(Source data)
********************
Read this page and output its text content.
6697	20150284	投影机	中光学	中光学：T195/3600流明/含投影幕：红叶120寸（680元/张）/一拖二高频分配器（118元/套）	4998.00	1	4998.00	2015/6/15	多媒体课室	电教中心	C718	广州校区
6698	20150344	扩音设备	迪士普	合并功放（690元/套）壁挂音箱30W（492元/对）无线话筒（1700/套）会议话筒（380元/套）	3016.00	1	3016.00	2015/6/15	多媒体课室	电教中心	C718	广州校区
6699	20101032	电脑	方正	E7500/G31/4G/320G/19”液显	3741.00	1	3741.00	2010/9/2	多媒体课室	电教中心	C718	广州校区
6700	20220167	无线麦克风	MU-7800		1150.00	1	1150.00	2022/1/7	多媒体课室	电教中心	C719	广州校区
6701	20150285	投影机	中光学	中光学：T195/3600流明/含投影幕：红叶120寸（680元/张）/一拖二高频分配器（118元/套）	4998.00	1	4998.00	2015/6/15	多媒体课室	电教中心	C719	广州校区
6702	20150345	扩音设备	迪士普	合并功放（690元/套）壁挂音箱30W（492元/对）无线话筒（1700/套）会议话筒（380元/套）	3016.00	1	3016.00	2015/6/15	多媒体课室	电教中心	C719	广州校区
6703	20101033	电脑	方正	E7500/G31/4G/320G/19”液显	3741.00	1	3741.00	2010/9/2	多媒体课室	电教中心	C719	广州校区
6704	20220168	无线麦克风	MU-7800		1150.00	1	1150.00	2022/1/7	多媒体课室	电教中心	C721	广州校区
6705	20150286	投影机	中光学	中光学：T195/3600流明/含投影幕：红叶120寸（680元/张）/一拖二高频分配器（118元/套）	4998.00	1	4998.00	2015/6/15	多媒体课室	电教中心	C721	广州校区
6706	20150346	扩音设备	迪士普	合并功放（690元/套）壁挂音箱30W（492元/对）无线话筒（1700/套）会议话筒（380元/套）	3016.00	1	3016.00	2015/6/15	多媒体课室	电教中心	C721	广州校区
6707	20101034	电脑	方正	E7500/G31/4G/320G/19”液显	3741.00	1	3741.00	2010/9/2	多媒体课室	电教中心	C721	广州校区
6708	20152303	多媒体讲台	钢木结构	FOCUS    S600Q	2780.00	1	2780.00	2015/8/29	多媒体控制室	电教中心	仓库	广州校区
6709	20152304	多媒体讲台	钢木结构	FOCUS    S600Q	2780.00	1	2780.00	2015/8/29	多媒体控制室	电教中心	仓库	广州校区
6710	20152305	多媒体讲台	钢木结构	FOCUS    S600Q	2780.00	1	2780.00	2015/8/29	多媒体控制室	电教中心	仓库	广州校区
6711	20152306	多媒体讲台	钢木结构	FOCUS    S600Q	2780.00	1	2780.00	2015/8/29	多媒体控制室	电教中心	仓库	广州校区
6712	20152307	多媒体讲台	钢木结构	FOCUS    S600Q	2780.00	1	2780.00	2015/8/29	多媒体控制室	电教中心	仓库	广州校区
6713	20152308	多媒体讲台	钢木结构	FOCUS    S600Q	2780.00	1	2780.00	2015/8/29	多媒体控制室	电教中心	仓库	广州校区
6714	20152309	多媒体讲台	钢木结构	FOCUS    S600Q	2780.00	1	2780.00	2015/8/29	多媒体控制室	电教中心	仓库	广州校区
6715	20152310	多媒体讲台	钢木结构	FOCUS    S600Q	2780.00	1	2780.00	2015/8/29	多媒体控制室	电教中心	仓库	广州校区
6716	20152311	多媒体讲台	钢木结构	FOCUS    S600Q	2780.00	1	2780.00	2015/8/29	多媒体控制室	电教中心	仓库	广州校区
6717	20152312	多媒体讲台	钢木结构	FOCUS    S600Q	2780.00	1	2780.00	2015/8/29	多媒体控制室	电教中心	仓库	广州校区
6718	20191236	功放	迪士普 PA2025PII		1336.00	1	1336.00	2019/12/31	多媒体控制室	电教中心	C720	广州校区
********************
### Task objective
Find the lines above holding the word "多媒体课室" and show them.

### Answer to this task
6697	20150284	投影机	中光学	中光学：T195/3600流明/含投影幕：红叶120寸（680元/张）/一拖二高频分配器（118元/套）	4998.00	1	4998.00	2015/6/15	多媒体课室	电教中心	C718	广州校区
6698	20150344	扩音设备	迪士普	合并功放（690元/套）壁挂音箱30W（492元/对）无线话筒（1700/套）会议话筒（380元/套）	3016.00	1	3016.00	2015/6/15	多媒体课室	电教中心	C718	广州校区
6699	20101032	电脑	方正	E7500/G31/4G/320G/19”液显	3741.00	1	3741.00	2010/9/2	多媒体课室	电教中心	C718	广州校区
6700	20220167	无线麦克风	MU-7800		1150.00	1	1150.00	2022/1/7	多媒体课室	电教中心	C719	广州校区
6701	20150285	投影机	中光学	中光学：T195/3600流明/含投影幕：红叶120寸（680元/张）/一拖二高频分配器（118元/套）	4998.00	1	4998.00	2015/6/15	多媒体课室	电教中心	C719	广州校区
6702	20150345	扩音设备	迪士普	合并功放（690元/套）壁挂音箱30W（492元/对）无线话筒（1700/套）会议话筒（380元/套）	3016.00	1	3016.00	2015/6/15	多媒体课室	电教中心	C719	广州校区
6703	20101033	电脑	方正	E7500/G31/4G/320G/19”液显	3741.00	1	3741.00	2010/9/2	多媒体课室	电教中心	C719	广州校区
6704	20220168	无线麦克风	MU-7800		1150.00	1	1150.00	2022/1/7	多媒体课室	电教中心	C721	广州校区
6705	20150286	投影机	中光学	中光学：T195/3600流明/含投影幕：红叶120寸（680元/张）/一拖二高频分配器（118元/套）	4998.00	1	4998.00	2015/6/15	多媒体课室	电教中心	C721	广州校区
6706	20150346	扩音设备	迪士普	合并功放（690元/套）壁挂音箱30W（492元/对）无线话筒（1700/套）会议话筒（380元/套）	3016.00	1	3016.00	2015/6/15	多媒体课室	电教中心	C721	广州校区
6707	20101034	电脑	方正	E7500/G31/4G/320G/19”液显	3741.00	1	3741.00	2010/9/2	多媒体课室	电教中心	C721	广州校区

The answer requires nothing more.